• To do: Locate each line below that includes "horizontal" and reproduce it.

• Dataset entries:

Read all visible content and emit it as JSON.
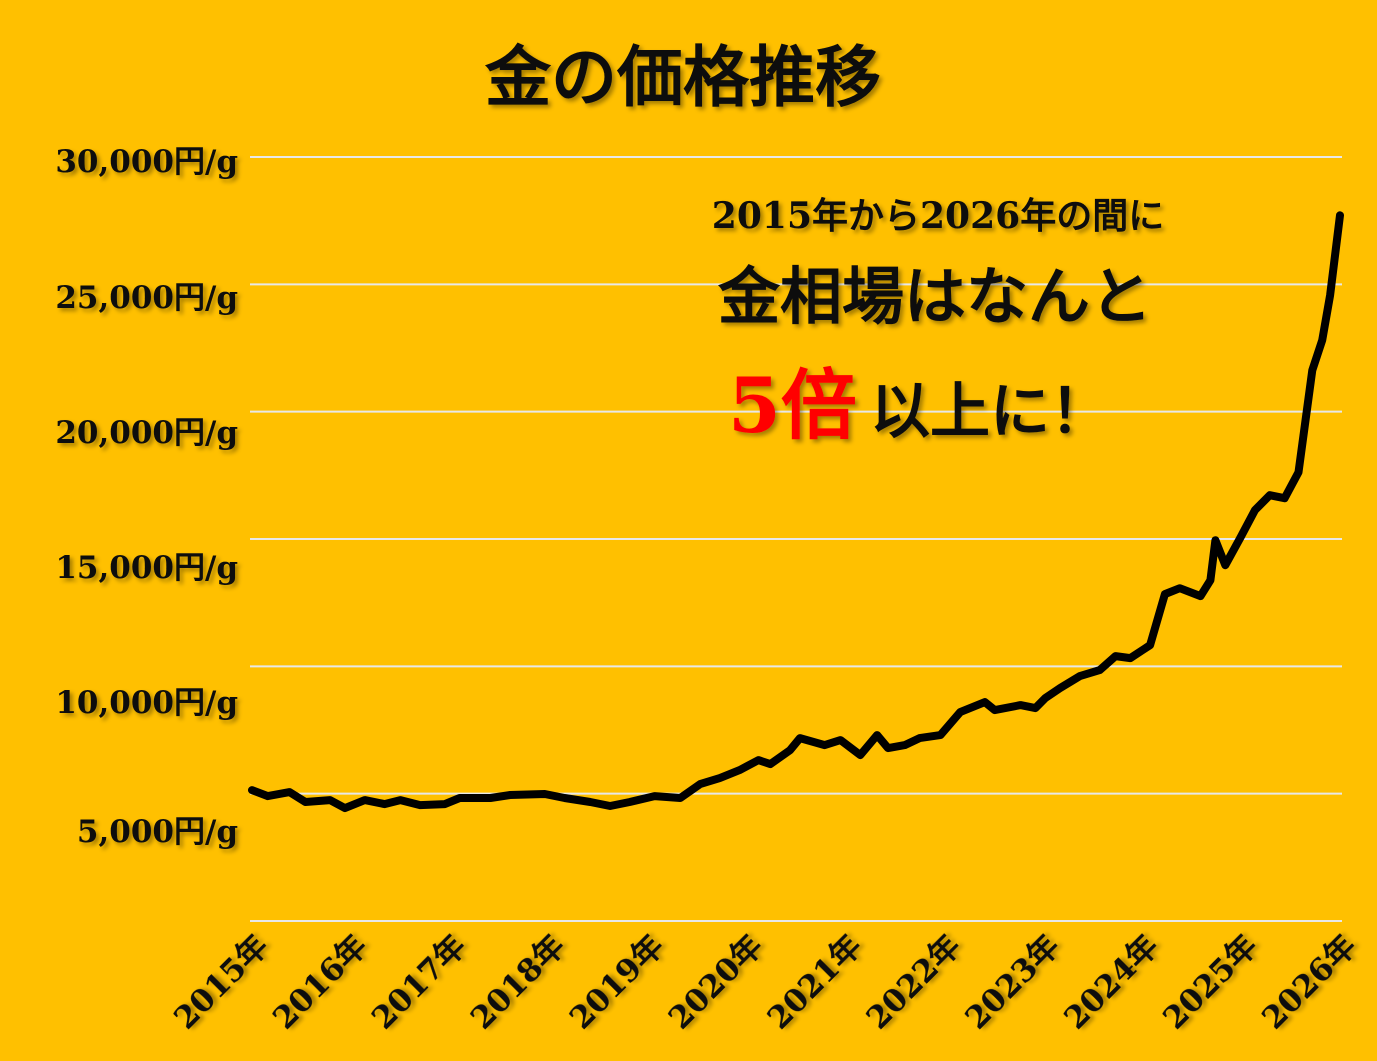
{
  "chart_data": {
    "type": "line",
    "title": "金の価格推移",
    "xlabel": "",
    "ylabel": "",
    "x_tick_labels": [
      "2015年",
      "2016年",
      "2017年",
      "2018年",
      "2019年",
      "2020年",
      "2021年",
      "2022年",
      "2023年",
      "2024年",
      "2025年",
      "2026年"
    ],
    "x_ticks": [
      2015,
      2016,
      2017,
      2018,
      2019,
      2020,
      2021,
      2022,
      2023,
      2024,
      2025,
      2026
    ],
    "y_tick_labels": [
      "30,000円/g",
      "25,000円/g",
      "20,000円/g",
      "15,000円/g",
      "10,000円/g",
      "5,000円/g"
    ],
    "y_gridlines": [
      0,
      5000,
      10000,
      15000,
      20000,
      25000,
      30000
    ],
    "xlim": [
      2015,
      2026
    ],
    "ylim": [
      0,
      30000
    ],
    "grid": true,
    "legend": "none",
    "colors": {
      "background": "#FFC000",
      "line": "#000000",
      "grid": "#E8E8E8",
      "highlight": "#FF0000"
    },
    "series": [
      {
        "x": [
          2015.0,
          2015.16,
          2015.38,
          2015.54,
          2015.79,
          2015.94,
          2016.14,
          2016.34,
          2016.5,
          2016.7,
          2016.95,
          2017.1,
          2017.41,
          2017.61,
          2017.96,
          2018.16,
          2018.42,
          2018.62,
          2018.82,
          2019.07,
          2019.33,
          2019.53,
          2019.73,
          2019.93,
          2020.12,
          2020.24,
          2020.44,
          2020.54,
          2020.79,
          2020.95,
          2021.15,
          2021.32,
          2021.43,
          2021.6,
          2021.75,
          2021.96,
          2022.16,
          2022.41,
          2022.51,
          2022.77,
          2022.92,
          2023.02,
          2023.17,
          2023.37,
          2023.57,
          2023.73,
          2023.88,
          2024.08,
          2024.23,
          2024.38,
          2024.59,
          2024.69,
          2024.74,
          2024.84,
          2024.99,
          2025.14,
          2025.29,
          2025.44,
          2025.58,
          2025.72,
          2025.82,
          2025.9,
          2026.0
        ],
        "y": [
          5142,
          4906,
          5063,
          4671,
          4749,
          4435,
          4749,
          4592,
          4749,
          4553,
          4592,
          4828,
          4828,
          4946,
          4985,
          4828,
          4671,
          4514,
          4671,
          4906,
          4828,
          5377,
          5613,
          5927,
          6319,
          6162,
          6712,
          7183,
          6908,
          7104,
          6516,
          7301,
          6790,
          6908,
          7183,
          7301,
          8203,
          8596,
          8282,
          8478,
          8360,
          8753,
          9145,
          9616,
          9852,
          10401,
          10323,
          10833,
          12835,
          13070,
          12756,
          13384,
          14954,
          13973,
          15033,
          16132,
          16721,
          16603,
          17623,
          21627,
          22804,
          24571,
          27711
        ]
      }
    ],
    "annotation": {
      "line1": "2015年から2026年の間に",
      "line2": "金相場はなんと",
      "line3_highlight": "5倍",
      "line3_rest": "以上に！"
    }
  }
}
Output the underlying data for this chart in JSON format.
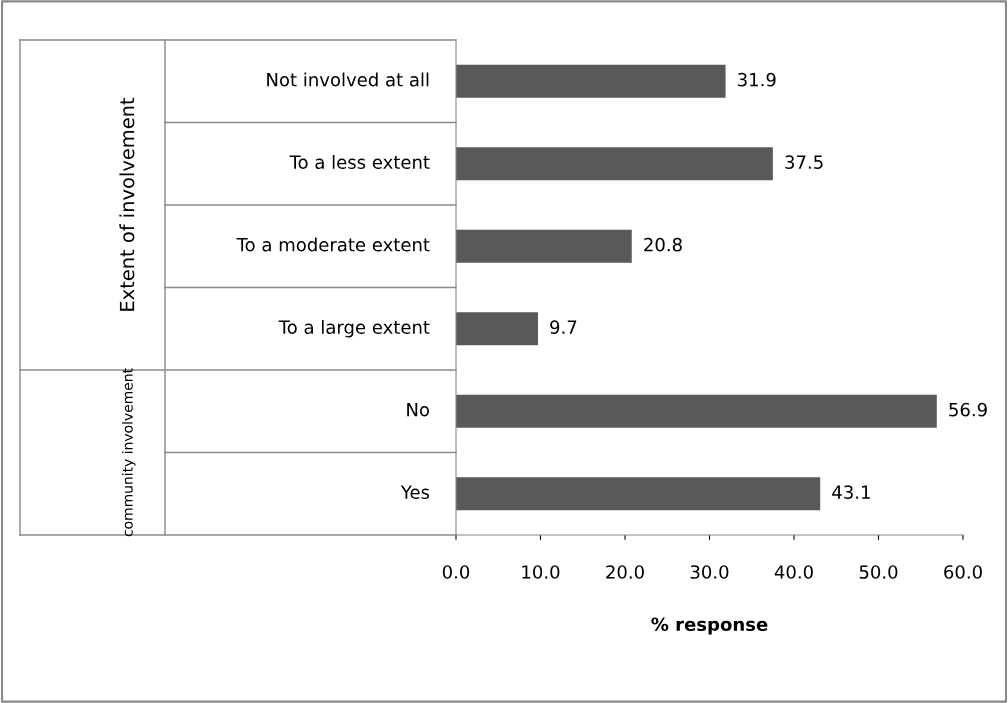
{
  "chart_data": {
    "type": "bar",
    "orientation": "horizontal",
    "categories": [
      "Not involved at all",
      "To a less extent",
      "To a moderate extent",
      "To a large extent",
      "No",
      "Yes"
    ],
    "values": [
      31.9,
      37.5,
      20.8,
      9.7,
      56.9,
      43.1
    ],
    "color": "#595959",
    "data_labels": true,
    "xlim": [
      0,
      60
    ],
    "xticks": [
      {
        "value": 0,
        "label": "0.0"
      },
      {
        "value": 10,
        "label": "10.0"
      },
      {
        "value": 20,
        "label": "20.0"
      },
      {
        "value": 30,
        "label": "30.0"
      },
      {
        "value": 40,
        "label": "40.0"
      },
      {
        "value": 50,
        "label": "50.0"
      },
      {
        "value": 60,
        "label": "60.0"
      }
    ],
    "xlabel": "% response",
    "grid": false,
    "annotations": [
      "Extent of involvement",
      "community involvement"
    ]
  }
}
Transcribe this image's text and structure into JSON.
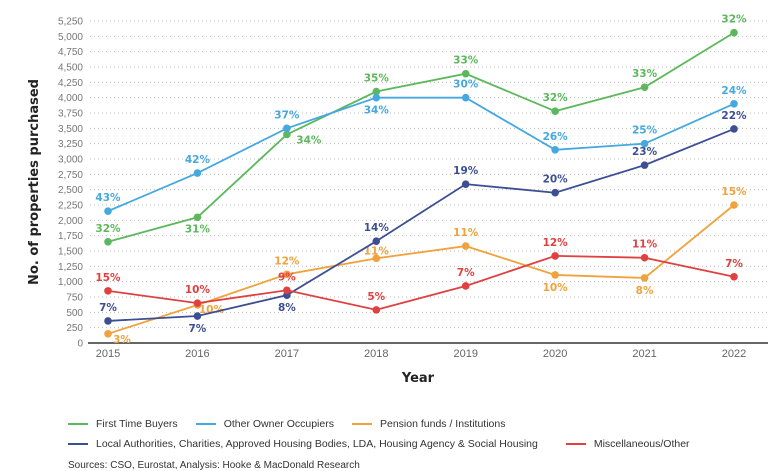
{
  "chart_data": {
    "type": "line",
    "title": "",
    "xlabel": "Year",
    "ylabel": "No. of properties purchased",
    "ylim": [
      0,
      5250
    ],
    "yticks": [
      "0",
      "250",
      "500",
      "750",
      "1,000",
      "1,250",
      "1,500",
      "1,750",
      "2,000",
      "2,250",
      "2,500",
      "2,750",
      "3,000",
      "3,250",
      "3,500",
      "3,750",
      "4,000",
      "4,250",
      "4,500",
      "4,750",
      "5,000",
      "5,250"
    ],
    "x": [
      "2015",
      "2016",
      "2017",
      "2018",
      "2019",
      "2020",
      "2021",
      "2022"
    ],
    "grid": "horizontal dotted",
    "legend_position": "bottom",
    "series": [
      {
        "name": "First Time Buyers",
        "color": "#5cb85c",
        "values": [
          1650,
          2050,
          3400,
          4100,
          4390,
          3780,
          4170,
          5060
        ],
        "labels": [
          "32%",
          "31%",
          "34%",
          "35%",
          "33%",
          "32%",
          "33%",
          "32%"
        ]
      },
      {
        "name": "Other Owner Occupiers",
        "color": "#45a8e0",
        "values": [
          2150,
          2770,
          3500,
          4000,
          4000,
          3150,
          3250,
          3900
        ],
        "labels": [
          "43%",
          "42%",
          "37%",
          "34%",
          "30%",
          "26%",
          "25%",
          "24%"
        ]
      },
      {
        "name": "Pension funds / Institutions",
        "color": "#f0a23c",
        "values": [
          150,
          620,
          1120,
          1380,
          1580,
          1110,
          1060,
          2250
        ],
        "labels": [
          "3%",
          "10%",
          "12%",
          "11%",
          "11%",
          "10%",
          "8%",
          "15%"
        ]
      },
      {
        "name": "Local Authorities, Charities, Approved Housing Bodies, LDA, Housing Agency & Social Housing",
        "color": "#3d4f94",
        "values": [
          360,
          440,
          780,
          1660,
          2590,
          2450,
          2900,
          3490
        ],
        "labels": [
          "7%",
          "7%",
          "8%",
          "14%",
          "19%",
          "20%",
          "23%",
          "22%"
        ]
      },
      {
        "name": "Miscellaneous/Other",
        "color": "#e04040",
        "values": [
          850,
          650,
          860,
          540,
          930,
          1420,
          1390,
          1080
        ],
        "labels": [
          "15%",
          "10%",
          "9%",
          "5%",
          "7%",
          "12%",
          "11%",
          "7%"
        ]
      }
    ]
  },
  "sources": "Sources: CSO, Eurostat, Analysis: Hooke & MacDonald Research"
}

• Worked answer:
    "orientation": "horizontal",
    "grid": "horizontal dotted",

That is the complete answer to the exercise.